_Dataset extract_
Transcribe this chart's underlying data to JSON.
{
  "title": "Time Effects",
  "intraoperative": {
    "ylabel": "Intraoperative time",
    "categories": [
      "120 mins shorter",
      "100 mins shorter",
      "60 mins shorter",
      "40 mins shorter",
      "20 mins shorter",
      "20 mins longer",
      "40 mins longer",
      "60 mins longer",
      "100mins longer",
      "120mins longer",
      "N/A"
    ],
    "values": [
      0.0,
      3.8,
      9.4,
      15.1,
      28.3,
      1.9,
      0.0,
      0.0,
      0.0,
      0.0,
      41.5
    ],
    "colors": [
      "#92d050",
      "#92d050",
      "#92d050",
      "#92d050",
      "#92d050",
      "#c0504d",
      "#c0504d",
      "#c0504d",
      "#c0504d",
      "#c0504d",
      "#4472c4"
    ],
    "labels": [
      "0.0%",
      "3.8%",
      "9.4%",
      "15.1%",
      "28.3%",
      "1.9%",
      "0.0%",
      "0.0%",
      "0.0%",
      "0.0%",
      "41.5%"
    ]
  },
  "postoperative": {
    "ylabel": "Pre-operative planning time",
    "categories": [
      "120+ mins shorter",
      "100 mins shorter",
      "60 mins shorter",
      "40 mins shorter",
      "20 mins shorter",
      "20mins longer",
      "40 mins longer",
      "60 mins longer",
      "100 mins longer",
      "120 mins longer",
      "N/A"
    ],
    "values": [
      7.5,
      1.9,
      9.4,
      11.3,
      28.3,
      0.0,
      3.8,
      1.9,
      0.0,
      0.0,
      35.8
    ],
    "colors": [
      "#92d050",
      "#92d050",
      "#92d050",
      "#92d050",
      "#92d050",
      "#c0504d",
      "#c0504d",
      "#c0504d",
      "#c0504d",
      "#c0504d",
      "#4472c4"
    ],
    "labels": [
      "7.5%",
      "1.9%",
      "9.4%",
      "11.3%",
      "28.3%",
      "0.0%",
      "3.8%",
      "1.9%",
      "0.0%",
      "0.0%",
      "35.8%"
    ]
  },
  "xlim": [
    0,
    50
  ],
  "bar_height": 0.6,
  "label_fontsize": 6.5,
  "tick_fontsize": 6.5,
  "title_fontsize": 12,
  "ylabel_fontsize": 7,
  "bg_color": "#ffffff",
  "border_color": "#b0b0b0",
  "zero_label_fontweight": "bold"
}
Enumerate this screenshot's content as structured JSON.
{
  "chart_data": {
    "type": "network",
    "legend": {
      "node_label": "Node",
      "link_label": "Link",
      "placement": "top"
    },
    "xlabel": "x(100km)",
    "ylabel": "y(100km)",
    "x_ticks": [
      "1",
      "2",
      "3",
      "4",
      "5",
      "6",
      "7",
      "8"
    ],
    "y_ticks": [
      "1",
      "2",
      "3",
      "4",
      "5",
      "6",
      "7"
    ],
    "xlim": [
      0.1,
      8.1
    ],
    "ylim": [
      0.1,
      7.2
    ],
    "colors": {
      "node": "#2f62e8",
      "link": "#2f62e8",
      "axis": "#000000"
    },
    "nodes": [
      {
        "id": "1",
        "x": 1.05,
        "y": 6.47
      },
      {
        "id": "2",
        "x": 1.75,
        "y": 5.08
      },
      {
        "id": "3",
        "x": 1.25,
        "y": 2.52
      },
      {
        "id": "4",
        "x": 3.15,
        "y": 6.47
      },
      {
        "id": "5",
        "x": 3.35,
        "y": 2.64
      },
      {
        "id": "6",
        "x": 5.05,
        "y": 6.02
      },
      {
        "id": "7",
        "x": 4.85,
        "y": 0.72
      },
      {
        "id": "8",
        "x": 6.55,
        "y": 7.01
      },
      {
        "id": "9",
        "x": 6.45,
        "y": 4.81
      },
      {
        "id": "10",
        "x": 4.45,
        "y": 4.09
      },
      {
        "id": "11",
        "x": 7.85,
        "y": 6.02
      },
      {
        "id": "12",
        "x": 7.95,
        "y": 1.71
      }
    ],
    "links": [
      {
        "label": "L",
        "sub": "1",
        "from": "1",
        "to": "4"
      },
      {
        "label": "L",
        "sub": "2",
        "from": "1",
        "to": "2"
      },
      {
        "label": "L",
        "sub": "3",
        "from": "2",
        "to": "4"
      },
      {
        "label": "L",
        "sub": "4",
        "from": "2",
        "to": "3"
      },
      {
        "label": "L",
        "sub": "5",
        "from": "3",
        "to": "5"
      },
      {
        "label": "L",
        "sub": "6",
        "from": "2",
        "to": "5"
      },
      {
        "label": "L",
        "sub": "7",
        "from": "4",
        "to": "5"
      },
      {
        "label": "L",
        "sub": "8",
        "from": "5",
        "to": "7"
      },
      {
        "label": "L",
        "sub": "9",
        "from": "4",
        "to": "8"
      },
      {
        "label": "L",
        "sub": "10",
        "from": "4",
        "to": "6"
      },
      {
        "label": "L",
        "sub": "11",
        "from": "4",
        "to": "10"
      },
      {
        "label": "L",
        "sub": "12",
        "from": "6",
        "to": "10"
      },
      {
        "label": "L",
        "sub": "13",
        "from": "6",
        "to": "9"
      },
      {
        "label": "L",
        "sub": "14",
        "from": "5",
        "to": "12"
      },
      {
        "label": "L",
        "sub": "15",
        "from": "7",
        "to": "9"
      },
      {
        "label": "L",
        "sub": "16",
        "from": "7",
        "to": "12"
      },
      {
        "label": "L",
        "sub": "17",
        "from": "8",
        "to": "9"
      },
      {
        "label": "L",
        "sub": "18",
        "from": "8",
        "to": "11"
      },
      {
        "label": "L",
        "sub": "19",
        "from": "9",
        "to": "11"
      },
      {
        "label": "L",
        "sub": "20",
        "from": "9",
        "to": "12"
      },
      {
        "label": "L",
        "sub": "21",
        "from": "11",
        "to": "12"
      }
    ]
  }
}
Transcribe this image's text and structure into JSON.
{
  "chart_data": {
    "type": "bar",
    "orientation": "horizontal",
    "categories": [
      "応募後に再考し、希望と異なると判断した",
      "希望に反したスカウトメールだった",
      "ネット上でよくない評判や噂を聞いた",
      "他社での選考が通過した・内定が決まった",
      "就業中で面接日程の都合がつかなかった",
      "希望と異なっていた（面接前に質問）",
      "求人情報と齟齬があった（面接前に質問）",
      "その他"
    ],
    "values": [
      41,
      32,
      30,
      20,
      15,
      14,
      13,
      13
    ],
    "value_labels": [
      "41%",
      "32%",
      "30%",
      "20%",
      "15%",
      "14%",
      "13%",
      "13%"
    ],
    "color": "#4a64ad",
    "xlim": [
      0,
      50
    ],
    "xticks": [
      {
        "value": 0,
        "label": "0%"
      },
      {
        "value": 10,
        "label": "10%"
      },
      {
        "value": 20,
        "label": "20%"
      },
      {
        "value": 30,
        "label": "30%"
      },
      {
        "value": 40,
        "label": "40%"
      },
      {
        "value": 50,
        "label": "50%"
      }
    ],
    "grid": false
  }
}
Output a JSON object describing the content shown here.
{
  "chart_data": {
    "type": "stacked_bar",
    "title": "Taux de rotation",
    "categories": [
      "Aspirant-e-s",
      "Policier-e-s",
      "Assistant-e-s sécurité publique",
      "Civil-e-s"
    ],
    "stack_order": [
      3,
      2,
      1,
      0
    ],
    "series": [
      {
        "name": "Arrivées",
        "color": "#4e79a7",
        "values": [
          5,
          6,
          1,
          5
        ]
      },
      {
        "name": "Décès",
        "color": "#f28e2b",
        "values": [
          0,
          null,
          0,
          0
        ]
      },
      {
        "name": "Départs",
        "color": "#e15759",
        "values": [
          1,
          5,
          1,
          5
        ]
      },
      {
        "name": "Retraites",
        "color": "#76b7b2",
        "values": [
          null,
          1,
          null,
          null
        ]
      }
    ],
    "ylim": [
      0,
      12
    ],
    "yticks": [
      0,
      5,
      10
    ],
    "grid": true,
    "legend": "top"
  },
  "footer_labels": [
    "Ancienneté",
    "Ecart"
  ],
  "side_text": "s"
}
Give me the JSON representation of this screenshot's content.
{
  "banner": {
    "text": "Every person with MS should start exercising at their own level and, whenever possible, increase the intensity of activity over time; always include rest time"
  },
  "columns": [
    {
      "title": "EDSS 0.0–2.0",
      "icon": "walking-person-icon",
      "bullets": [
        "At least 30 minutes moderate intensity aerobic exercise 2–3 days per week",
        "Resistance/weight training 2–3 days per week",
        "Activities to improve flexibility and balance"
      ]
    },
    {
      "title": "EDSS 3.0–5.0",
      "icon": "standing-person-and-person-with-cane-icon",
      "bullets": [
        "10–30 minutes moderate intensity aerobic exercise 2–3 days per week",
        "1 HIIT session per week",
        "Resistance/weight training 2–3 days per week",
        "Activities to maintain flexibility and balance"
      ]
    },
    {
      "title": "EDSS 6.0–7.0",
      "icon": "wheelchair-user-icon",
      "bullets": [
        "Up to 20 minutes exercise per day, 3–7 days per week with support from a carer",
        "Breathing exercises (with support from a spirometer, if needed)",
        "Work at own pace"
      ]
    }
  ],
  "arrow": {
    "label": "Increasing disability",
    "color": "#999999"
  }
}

_Given instruction_
Show every line that contains the word "JSON".

_Response for this exercise_
Transcribe this chart's underlying data to JSON.
Enumerate this screenshot's content as structured JSON.
Transcribe this image's text and structure into JSON.
Output a JSON object describing the content shown here.
Give me the JSON representation of this screenshot's content.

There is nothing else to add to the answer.